| Task description |
Review the material and extract every line in which the word "want" occurs.

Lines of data
*****
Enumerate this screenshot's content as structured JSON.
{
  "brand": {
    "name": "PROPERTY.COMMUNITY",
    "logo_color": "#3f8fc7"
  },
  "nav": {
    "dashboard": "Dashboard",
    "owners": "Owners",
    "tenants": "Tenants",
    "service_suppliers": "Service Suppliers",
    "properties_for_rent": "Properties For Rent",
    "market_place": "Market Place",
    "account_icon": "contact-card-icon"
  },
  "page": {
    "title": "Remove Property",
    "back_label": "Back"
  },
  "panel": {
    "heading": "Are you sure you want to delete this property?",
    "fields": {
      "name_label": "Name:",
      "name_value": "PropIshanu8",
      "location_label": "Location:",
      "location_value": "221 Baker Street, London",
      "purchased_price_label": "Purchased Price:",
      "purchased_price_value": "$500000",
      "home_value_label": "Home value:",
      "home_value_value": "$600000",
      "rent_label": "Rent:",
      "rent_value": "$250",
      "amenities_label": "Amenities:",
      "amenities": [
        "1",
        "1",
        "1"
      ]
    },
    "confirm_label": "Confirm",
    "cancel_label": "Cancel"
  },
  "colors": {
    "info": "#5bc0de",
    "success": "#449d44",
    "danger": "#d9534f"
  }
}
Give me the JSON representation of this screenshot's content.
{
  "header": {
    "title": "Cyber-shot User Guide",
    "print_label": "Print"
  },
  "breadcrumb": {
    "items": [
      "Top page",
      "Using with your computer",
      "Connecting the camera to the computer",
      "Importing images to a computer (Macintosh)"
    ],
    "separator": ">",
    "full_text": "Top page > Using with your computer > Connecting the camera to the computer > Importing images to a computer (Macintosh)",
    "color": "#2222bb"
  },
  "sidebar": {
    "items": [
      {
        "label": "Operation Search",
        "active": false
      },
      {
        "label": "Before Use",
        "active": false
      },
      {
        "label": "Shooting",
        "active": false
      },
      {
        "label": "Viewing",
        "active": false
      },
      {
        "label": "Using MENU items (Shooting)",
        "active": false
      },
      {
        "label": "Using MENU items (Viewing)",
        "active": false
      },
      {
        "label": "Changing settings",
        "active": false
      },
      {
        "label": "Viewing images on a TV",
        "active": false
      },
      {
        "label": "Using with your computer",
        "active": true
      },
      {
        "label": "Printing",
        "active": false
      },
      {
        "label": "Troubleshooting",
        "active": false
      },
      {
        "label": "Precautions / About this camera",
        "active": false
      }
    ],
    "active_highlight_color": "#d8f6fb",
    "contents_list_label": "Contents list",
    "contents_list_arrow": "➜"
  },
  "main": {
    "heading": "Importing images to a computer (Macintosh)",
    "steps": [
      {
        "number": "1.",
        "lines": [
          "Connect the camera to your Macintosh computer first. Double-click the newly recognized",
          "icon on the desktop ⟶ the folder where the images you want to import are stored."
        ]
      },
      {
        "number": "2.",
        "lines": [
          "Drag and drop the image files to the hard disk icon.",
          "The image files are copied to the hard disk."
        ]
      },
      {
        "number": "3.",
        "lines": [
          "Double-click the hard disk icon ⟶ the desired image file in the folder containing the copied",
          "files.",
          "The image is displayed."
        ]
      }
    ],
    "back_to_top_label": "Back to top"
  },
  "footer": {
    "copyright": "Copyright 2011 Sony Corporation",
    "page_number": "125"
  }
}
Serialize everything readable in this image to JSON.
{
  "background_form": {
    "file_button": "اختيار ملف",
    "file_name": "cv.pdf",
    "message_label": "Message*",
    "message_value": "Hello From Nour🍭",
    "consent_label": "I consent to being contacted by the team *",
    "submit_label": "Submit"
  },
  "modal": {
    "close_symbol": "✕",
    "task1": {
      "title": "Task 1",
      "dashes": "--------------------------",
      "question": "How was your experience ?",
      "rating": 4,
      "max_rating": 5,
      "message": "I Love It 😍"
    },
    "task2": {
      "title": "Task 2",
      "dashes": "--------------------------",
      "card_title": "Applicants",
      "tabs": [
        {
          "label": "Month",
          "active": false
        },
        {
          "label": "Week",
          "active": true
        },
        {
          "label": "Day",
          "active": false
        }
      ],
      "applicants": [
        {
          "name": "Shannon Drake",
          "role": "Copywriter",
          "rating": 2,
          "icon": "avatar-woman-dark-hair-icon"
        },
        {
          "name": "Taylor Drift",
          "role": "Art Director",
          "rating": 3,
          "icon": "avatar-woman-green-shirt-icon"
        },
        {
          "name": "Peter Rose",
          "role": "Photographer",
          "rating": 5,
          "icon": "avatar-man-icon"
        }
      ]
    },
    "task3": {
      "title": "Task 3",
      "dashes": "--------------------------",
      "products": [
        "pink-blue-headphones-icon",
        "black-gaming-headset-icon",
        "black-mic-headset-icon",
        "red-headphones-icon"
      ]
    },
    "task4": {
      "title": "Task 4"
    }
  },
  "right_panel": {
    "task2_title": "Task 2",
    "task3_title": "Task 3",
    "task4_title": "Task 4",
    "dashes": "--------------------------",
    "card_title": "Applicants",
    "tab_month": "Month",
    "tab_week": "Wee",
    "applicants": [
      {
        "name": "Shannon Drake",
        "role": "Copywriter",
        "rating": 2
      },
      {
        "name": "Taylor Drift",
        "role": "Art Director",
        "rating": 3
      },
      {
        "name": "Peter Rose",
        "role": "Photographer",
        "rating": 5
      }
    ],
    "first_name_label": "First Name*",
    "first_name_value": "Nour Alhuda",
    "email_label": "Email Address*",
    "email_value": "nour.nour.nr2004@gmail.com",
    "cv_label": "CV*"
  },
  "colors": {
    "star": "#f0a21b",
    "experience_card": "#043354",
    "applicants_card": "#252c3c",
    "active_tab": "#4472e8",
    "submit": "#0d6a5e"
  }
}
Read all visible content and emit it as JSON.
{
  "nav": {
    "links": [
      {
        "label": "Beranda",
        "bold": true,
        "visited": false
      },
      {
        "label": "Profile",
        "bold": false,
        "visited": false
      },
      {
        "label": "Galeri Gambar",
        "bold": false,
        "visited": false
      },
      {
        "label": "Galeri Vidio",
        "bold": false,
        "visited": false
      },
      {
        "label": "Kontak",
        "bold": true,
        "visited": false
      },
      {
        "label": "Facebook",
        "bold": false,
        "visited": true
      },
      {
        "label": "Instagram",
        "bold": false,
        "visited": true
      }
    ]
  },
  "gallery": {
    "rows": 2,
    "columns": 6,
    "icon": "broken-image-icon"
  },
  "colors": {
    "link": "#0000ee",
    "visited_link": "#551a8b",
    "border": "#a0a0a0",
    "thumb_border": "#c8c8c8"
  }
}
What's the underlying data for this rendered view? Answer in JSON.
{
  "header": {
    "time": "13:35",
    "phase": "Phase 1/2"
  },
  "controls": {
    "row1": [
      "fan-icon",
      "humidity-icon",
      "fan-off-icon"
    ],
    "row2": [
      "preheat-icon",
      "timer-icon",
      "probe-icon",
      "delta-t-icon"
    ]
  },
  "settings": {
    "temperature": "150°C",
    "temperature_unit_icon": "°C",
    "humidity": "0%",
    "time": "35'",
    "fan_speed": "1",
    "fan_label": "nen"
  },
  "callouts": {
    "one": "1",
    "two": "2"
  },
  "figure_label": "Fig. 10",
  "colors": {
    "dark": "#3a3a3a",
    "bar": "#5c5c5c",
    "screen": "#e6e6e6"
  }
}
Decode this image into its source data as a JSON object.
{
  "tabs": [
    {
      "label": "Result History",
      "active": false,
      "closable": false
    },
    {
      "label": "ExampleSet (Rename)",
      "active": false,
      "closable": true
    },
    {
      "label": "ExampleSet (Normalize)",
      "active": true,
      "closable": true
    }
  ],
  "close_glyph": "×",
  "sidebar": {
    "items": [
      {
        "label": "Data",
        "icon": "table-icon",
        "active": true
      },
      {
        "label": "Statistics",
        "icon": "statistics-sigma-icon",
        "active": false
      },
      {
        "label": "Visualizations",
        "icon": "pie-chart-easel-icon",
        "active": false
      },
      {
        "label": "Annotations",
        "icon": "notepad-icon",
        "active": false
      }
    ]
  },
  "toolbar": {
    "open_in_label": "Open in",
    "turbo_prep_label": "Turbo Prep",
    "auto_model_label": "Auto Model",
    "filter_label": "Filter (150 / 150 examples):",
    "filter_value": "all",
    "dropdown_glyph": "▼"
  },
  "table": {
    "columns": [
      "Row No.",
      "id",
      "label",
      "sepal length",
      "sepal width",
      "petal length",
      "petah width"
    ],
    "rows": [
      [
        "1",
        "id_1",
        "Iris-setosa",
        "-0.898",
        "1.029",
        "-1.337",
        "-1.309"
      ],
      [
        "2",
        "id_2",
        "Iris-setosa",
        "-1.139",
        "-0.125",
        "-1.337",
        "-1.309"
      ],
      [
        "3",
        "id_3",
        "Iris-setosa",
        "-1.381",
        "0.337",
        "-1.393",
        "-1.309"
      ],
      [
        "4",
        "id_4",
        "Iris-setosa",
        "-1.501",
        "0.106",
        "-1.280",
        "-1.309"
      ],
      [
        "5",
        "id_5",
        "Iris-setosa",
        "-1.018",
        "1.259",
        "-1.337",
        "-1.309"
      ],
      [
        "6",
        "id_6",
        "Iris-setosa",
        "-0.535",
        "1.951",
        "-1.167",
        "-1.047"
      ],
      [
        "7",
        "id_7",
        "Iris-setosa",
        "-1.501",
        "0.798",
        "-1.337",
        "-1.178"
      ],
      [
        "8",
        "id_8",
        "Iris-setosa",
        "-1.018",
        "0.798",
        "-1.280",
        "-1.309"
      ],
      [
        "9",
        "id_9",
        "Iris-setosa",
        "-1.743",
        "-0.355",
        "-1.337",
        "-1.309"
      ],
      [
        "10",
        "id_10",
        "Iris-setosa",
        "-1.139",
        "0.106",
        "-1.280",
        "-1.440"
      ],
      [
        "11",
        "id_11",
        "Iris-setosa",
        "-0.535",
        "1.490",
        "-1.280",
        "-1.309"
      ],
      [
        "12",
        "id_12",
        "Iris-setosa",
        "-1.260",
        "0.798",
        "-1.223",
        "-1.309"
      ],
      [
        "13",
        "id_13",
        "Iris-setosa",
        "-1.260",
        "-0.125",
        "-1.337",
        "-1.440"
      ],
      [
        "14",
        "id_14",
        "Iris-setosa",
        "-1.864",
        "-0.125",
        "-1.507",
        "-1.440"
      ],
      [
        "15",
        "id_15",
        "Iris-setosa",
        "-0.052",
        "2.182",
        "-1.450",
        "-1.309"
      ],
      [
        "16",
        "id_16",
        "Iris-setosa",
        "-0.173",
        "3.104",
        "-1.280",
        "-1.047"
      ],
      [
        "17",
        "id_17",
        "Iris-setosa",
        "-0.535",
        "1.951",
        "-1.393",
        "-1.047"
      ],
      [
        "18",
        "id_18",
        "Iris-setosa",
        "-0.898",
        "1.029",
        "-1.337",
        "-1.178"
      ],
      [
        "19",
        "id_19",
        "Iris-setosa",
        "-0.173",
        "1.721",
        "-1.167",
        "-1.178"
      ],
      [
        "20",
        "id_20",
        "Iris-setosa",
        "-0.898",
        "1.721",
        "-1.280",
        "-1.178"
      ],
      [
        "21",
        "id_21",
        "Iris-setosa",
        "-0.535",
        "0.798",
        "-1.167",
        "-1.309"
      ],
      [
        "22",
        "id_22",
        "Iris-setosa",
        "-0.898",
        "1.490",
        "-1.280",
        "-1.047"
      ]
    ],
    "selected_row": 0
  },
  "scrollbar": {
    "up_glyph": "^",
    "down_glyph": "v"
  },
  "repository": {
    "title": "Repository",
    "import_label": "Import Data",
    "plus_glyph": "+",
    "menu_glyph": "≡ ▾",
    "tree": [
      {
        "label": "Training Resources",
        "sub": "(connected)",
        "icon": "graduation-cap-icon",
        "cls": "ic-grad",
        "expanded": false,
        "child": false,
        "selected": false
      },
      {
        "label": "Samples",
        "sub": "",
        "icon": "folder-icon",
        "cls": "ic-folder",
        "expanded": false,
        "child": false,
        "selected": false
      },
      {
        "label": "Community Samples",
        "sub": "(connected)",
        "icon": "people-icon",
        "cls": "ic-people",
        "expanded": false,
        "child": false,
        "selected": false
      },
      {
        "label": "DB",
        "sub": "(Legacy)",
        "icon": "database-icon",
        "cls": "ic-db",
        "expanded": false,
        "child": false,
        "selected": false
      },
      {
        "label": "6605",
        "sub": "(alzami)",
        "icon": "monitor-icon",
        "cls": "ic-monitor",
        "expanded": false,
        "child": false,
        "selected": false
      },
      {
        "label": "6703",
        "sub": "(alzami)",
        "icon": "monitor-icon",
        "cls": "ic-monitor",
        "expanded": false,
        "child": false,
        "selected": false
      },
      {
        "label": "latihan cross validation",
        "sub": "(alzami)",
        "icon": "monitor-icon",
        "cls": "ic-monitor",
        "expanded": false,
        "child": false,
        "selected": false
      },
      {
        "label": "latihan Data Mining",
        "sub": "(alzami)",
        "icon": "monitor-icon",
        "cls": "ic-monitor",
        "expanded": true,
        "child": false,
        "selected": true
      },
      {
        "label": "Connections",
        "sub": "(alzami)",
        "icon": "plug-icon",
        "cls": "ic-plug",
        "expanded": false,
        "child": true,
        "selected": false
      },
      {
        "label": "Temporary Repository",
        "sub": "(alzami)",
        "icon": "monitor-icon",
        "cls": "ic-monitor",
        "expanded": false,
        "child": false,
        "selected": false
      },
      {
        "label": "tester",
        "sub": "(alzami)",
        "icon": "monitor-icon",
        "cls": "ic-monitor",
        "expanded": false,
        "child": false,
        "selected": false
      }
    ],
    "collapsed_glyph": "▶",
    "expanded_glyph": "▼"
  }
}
*****
| Solution for this exercise |
    "heading": "Are you sure you want to delete this property?",
          "icon on the desktop ⟶ the folder where the images you want to import are stored."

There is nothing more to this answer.